Find every line in the records below that contains the string "text", matching case exactly, and copy each of those lines.

- [RECORDS PROVIDED]
════════

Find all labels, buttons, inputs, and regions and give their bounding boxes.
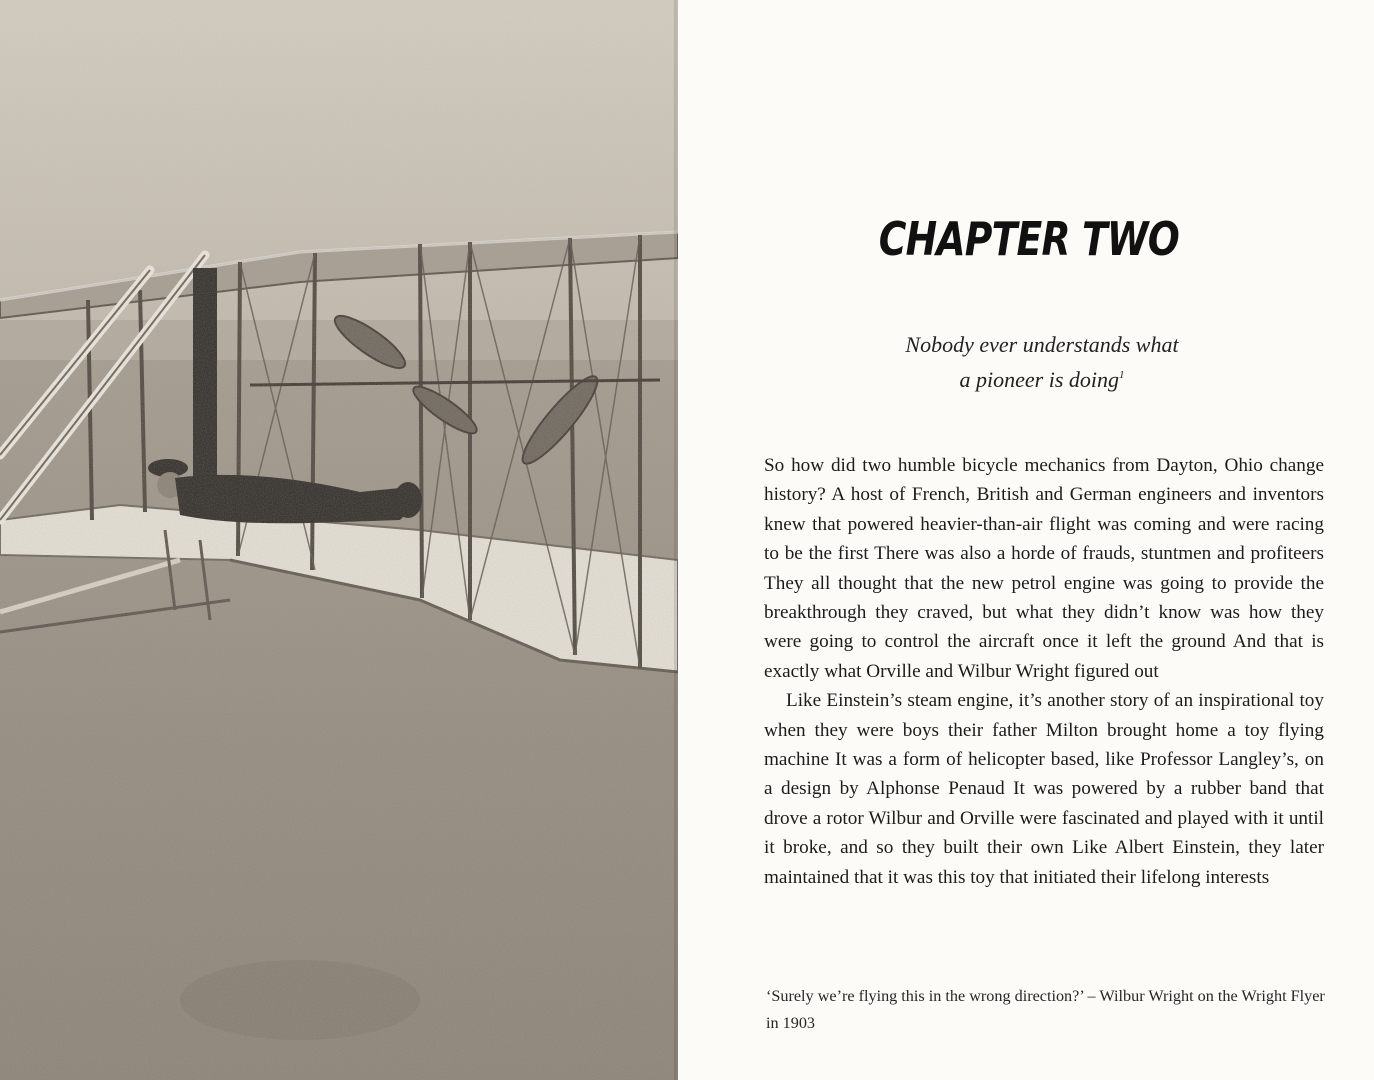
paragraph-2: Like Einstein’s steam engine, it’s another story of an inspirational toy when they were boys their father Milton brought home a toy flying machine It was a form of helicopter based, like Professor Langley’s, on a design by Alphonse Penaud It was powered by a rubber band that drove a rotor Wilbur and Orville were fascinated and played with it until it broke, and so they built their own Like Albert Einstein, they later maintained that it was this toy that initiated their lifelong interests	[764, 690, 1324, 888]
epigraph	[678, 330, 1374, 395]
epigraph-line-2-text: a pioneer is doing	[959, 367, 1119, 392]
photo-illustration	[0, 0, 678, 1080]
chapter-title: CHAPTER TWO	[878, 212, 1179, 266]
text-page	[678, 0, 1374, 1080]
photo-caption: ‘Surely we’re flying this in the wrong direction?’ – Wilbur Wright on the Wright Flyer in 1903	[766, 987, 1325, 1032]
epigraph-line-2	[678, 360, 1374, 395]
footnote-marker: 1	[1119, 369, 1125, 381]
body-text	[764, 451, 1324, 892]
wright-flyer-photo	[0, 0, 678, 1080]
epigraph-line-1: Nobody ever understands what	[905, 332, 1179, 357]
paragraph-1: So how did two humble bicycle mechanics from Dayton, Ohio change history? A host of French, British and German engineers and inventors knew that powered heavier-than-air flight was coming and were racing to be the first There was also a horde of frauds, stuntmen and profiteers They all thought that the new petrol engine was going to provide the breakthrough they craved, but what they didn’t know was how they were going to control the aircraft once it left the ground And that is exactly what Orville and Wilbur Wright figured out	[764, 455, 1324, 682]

════════

- [TASK OUTPUT]
epigraph-line-2-text: a pioneer is doing	[959, 367, 1119, 392]
text-page	[678, 0, 1374, 1080]
body-text	[764, 451, 1324, 892]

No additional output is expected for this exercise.